*Provided records*.
==========
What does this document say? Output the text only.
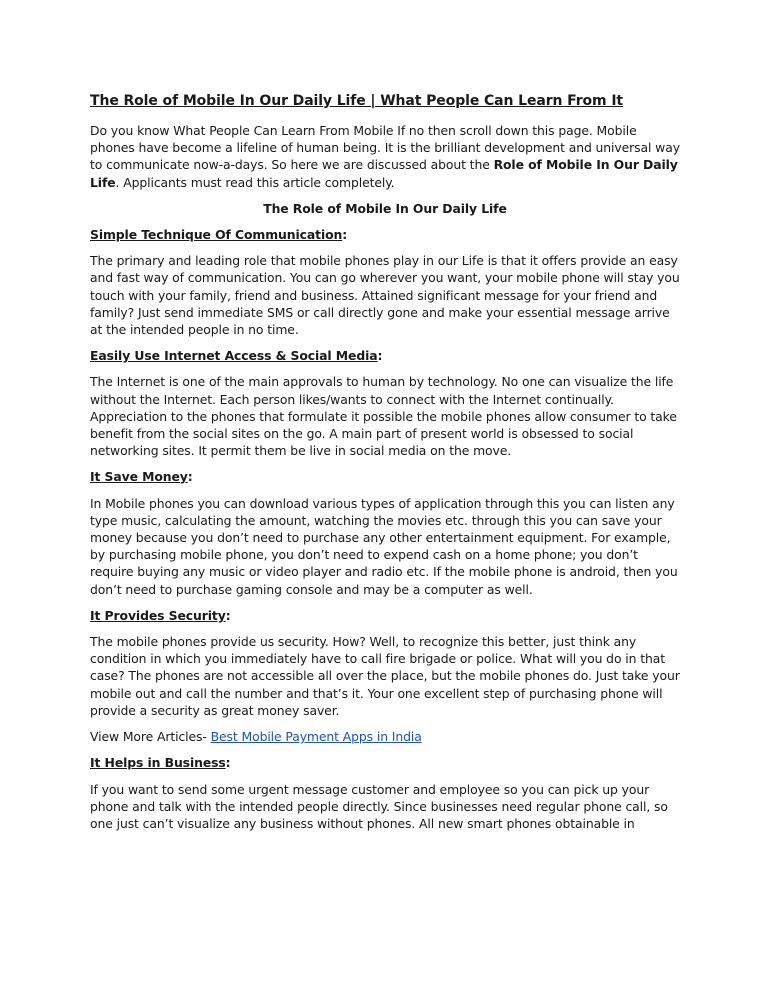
The Role of Mobile In Our Daily Life | What People Can Learn From It

Do you know What People Can Learn From Mobile If no then scroll down this page. Mobile phones have become a lifeline of human being. It is the brilliant development and universal way to communicate now-a-days. So here we are discussed about the Role of Mobile In Our Daily Life. Applicants must read this article completely.

The Role of Mobile In Our Daily Life

Simple Technique Of Communication:

The primary and leading role that mobile phones play in our Life is that it offers provide an easy and fast way of communication. You can go wherever you want, your mobile phone will stay you touch with your family, friend and business. Attained significant message for your friend and family? Just send immediate SMS or call directly gone and make your essential message arrive at the intended people in no time.

Easily Use Internet Access & Social Media:

The Internet is one of the main approvals to human by technology. No one can visualize the life without the Internet. Each person likes/wants to connect with the Internet continually. Appreciation to the phones that formulate it possible the mobile phones allow consumer to take benefit from the social sites on the go. A main part of present world is obsessed to social networking sites. It permit them be live in social media on the move.

It Save Money:

In Mobile phones you can download various types of application through this you can listen any type music, calculating the amount, watching the movies etc. through this you can save your money because you don’t need to purchase any other entertainment equipment. For example, by purchasing mobile phone, you don’t need to expend cash on a home phone; you don’t require buying any music or video player and radio etc. If the mobile phone is android, then you don’t need to purchase gaming console and may be a computer as well.

It Provides Security:

The mobile phones provide us security. How? Well, to recognize this better, just think any condition in which you immediately have to call fire brigade or police. What will you do in that case? The phones are not accessible all over the place, but the mobile phones do. Just take your mobile out and call the number and that’s it. Your one excellent step of purchasing phone will provide a security as great money saver.

View More Articles- Best Mobile Payment Apps in India

It Helps in Business:

If you want to send some urgent message customer and employee so you can pick up your phone and talk with the intended people directly. Since businesses need regular phone call, so one just can’t visualize any business without phones. All new smart phones obtainable in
==========
*Description of the task*. Pictures in the records above are left out; print everything else exactly as written.

*Reply*.
What does this document say? Output the text only.
The Role of Mobile In Our Daily Life | What People Can Learn From It

Do you know What People Can Learn From Mobile If no then scroll down this page. Mobile phones have become a lifeline of human being. It is the brilliant development and universal way to communicate now-a-days. So here we are discussed about the Role of Mobile In Our Daily Life. Applicants must read this article completely.

The Role of Mobile In Our Daily Life

Simple Technique Of Communication:

The primary and leading role that mobile phones play in our Life is that it offers provide an easy and fast way of communication. You can go wherever you want, your mobile phone will stay you touch with your family, friend and business. Attained significant message for your friend and family? Just send immediate SMS or call directly gone and make your essential message arrive at the intended people in no time.

Easily Use Internet Access & Social Media:

The Internet is one of the main approvals to human by technology. No one can visualize the life without the Internet. Each person likes/wants to connect with the Internet continually. Appreciation to the phones that formulate it possible the mobile phones allow consumer to take benefit from the social sites on the go. A main part of present world is obsessed to social networking sites. It permit them be live in social media on the move.

It Save Money:

In Mobile phones you can download various types of application through this you can listen any type music, calculating the amount, watching the movies etc. through this you can save your money because you don’t need to purchase any other entertainment equipment. For example, by purchasing mobile phone, you don’t need to expend cash on a home phone; you don’t require buying any music or video player and radio etc. If the mobile phone is android, then you don’t need to purchase gaming console and may be a computer as well.

It Provides Security:

The mobile phones provide us security. How? Well, to recognize this better, just think any condition in which you immediately have to call fire brigade or police. What will you do in that case? The phones are not accessible all over the place, but the mobile phones do. Just take your mobile out and call the number and that’s it. Your one excellent step of purchasing phone will provide a security as great money saver.

View More Articles- Best Mobile Payment Apps in India

It Helps in Business:

If you want to send some urgent message customer and employee so you can pick up your phone and talk with the intended people directly. Since businesses need regular phone call, so one just can’t visualize any business without phones. All new smart phones obtainable in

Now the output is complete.